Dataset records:
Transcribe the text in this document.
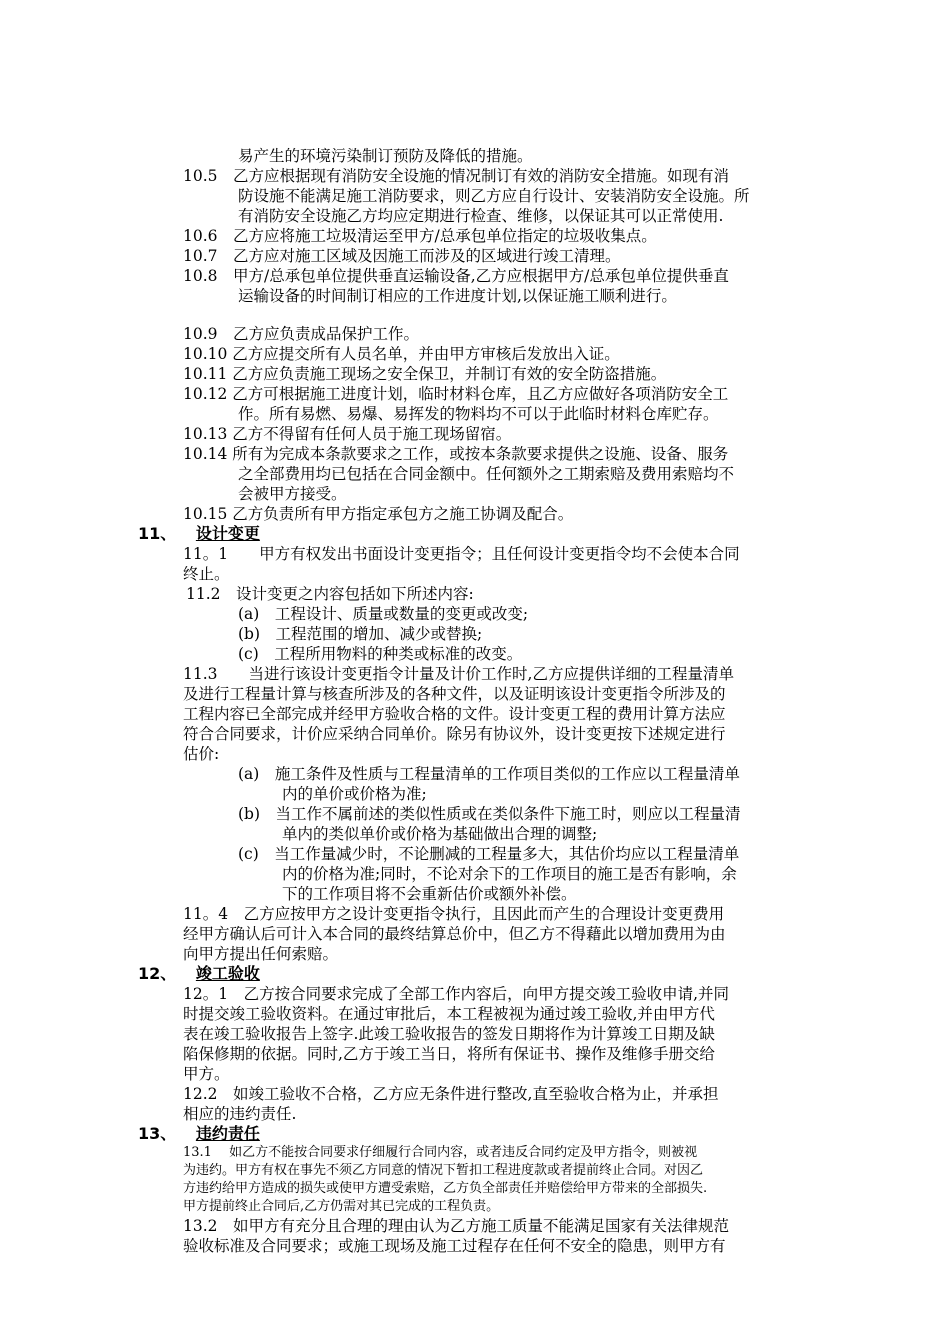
易产生的环境污染制订预防及降低的措施。
10.5　乙方应根据现有消防安全设施的情况制订有效的消防安全措施。如现有消
防设施不能满足施工消防要求，则乙方应自行设计、安装消防安全设施。所
有消防安全设施乙方均应定期进行检查、维修，以保证其可以正常使用.
10.6　乙方应将施工垃圾清运至甲方/总承包单位指定的垃圾收集点。
10.7　乙方应对施工区域及因施工而涉及的区域进行竣工清理。
10.8　甲方/总承包单位提供垂直运输设备,乙方应根据甲方/总承包单位提供垂直
运输设备的时间制订相应的工作进度计划,以保证施工顺利进行。
10.9　乙方应负责成品保护工作。
10.10 乙方应提交所有人员名单，并由甲方审核后发放出入证。
10.11 乙方应负责施工现场之安全保卫，并制订有效的安全防盗措施。
10.12 乙方可根据施工进度计划，临时材料仓库，且乙方应做好各项消防安全工
作。所有易燃、易爆、易挥发的物料均不可以于此临时材料仓库贮存。
10.13 乙方不得留有任何人员于施工现场留宿。
10.14 所有为完成本条款要求之工作，或按本条款要求提供之设施、设备、服务
之全部费用均已包括在合同金额中。任何额外之工期索赔及费用索赔均不
会被甲方接受。
10.15 乙方负责所有甲方指定承包方之施工协调及配合。
11、 设计变更
11。1　　甲方有权发出书面设计变更指令；且任何设计变更指令均不会使本合同
终止。
11.2　设计变更之内容包括如下所述内容:
(a)　工程设计、质量或数量的变更或改变;
(b)　工程范围的增加、减少或替换;
(c)　工程所用物料的种类或标准的改变。
11.3　　当进行该设计变更指令计量及计价工作时,乙方应提供详细的工程量清单
及进行工程量计算与核查所涉及的各种文件，以及证明该设计变更指令所涉及的
工程内容已全部完成并经甲方验收合格的文件。设计变更工程的费用计算方法应
符合合同要求，计价应采纳合同单价。除另有协议外，设计变更按下述规定进行
估价:
(a)　施工条件及性质与工程量清单的工作项目类似的工作应以工程量清单
内的单价或价格为准;
(b)　当工作不属前述的类似性质或在类似条件下施工时，则应以工程量清
单内的类似单价或价格为基础做出合理的调整;
(c)　当工作量减少时，不论删减的工程量多大，其估价均应以工程量清单
内的价格为准;同时，不论对余下的工作项目的施工是否有影响，余
下的工作项目将不会重新估价或额外补偿。
11。4　乙方应按甲方之设计变更指令执行，且因此而产生的合理设计变更费用
经甲方确认后可计入本合同的最终结算总价中，但乙方不得藉此以增加费用为由
向甲方提出任何索赔。
12、 竣工验收
12。1　乙方按合同要求完成了全部工作内容后，向甲方提交竣工验收申请,并同
时提交竣工验收资料。在通过审批后，本工程被视为通过竣工验收,并由甲方代
表在竣工验收报告上签字.此竣工验收报告的签发日期将作为计算竣工日期及缺
陷保修期的依据。同时,乙方于竣工当日，将所有保证书、操作及维修手册交给
甲方。
12.2　如竣工验收不合格，乙方应无条件进行整改,直至验收合格为止，并承担
相应的违约责任.
13、 违约责任
13.1　 如乙方不能按合同要求仔细履行合同内容，或者违反合同约定及甲方指令，则被视
为违约。甲方有权在事先不须乙方同意的情况下暂扣工程进度款或者提前终止合同。对因乙
方违约给甲方造成的损失或使甲方遭受索赔，乙方负全部责任并赔偿给甲方带来的全部损失.
甲方提前终止合同后,乙方仍需对其已完成的工程负责。
13.2　如甲方有充分且合理的理由认为乙方施工质量不能满足国家有关法律规范
验收标准及合同要求；或施工现场及施工过程存在任何不安全的隐患，则甲方有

What the exercise asks »
Print out every entry above without changing a word, and leave out the pictures.

Solution to this exercise »
Transcribe the text in this document.
易产生的环境污染制订预防及降低的措施。
10.5　乙方应根据现有消防安全设施的情况制订有效的消防安全措施。如现有消
防设施不能满足施工消防要求，则乙方应自行设计、安装消防安全设施。所
有消防安全设施乙方均应定期进行检查、维修，以保证其可以正常使用.
10.6　乙方应将施工垃圾清运至甲方/总承包单位指定的垃圾收集点。
10.7　乙方应对施工区域及因施工而涉及的区域进行竣工清理。
10.8　甲方/总承包单位提供垂直运输设备,乙方应根据甲方/总承包单位提供垂直
运输设备的时间制订相应的工作进度计划,以保证施工顺利进行。
10.9　乙方应负责成品保护工作。
10.10 乙方应提交所有人员名单，并由甲方审核后发放出入证。
10.11 乙方应负责施工现场之安全保卫，并制订有效的安全防盗措施。
10.12 乙方可根据施工进度计划，临时材料仓库，且乙方应做好各项消防安全工
作。所有易燃、易爆、易挥发的物料均不可以于此临时材料仓库贮存。
10.13 乙方不得留有任何人员于施工现场留宿。
10.14 所有为完成本条款要求之工作，或按本条款要求提供之设施、设备、服务
之全部费用均已包括在合同金额中。任何额外之工期索赔及费用索赔均不
会被甲方接受。
10.15 乙方负责所有甲方指定承包方之施工协调及配合。
11、 设计变更
11。1　　甲方有权发出书面设计变更指令；且任何设计变更指令均不会使本合同
终止。
11.2　设计变更之内容包括如下所述内容:
(a)　工程设计、质量或数量的变更或改变;
(b)　工程范围的增加、减少或替换;
(c)　工程所用物料的种类或标准的改变。
11.3　　当进行该设计变更指令计量及计价工作时,乙方应提供详细的工程量清单
及进行工程量计算与核查所涉及的各种文件，以及证明该设计变更指令所涉及的
工程内容已全部完成并经甲方验收合格的文件。设计变更工程的费用计算方法应
符合合同要求，计价应采纳合同单价。除另有协议外，设计变更按下述规定进行
估价:
(a)　施工条件及性质与工程量清单的工作项目类似的工作应以工程量清单
内的单价或价格为准;
(b)　当工作不属前述的类似性质或在类似条件下施工时，则应以工程量清
单内的类似单价或价格为基础做出合理的调整;
(c)　当工作量减少时，不论删减的工程量多大，其估价均应以工程量清单
内的价格为准;同时，不论对余下的工作项目的施工是否有影响，余
下的工作项目将不会重新估价或额外补偿。
11。4　乙方应按甲方之设计变更指令执行，且因此而产生的合理设计变更费用
经甲方确认后可计入本合同的最终结算总价中，但乙方不得藉此以增加费用为由
向甲方提出任何索赔。
12、 竣工验收
12。1　乙方按合同要求完成了全部工作内容后，向甲方提交竣工验收申请,并同
时提交竣工验收资料。在通过审批后，本工程被视为通过竣工验收,并由甲方代
表在竣工验收报告上签字.此竣工验收报告的签发日期将作为计算竣工日期及缺
陷保修期的依据。同时,乙方于竣工当日，将所有保证书、操作及维修手册交给
甲方。
12.2　如竣工验收不合格，乙方应无条件进行整改,直至验收合格为止，并承担
相应的违约责任.
13、 违约责任
13.1　 如乙方不能按合同要求仔细履行合同内容，或者违反合同约定及甲方指令，则被视
为违约。甲方有权在事先不须乙方同意的情况下暂扣工程进度款或者提前终止合同。对因乙
方违约给甲方造成的损失或使甲方遭受索赔，乙方负全部责任并赔偿给甲方带来的全部损失.
甲方提前终止合同后,乙方仍需对其已完成的工程负责。
13.2　如甲方有充分且合理的理由认为乙方施工质量不能满足国家有关法律规范
验收标准及合同要求；或施工现场及施工过程存在任何不安全的隐患，则甲方有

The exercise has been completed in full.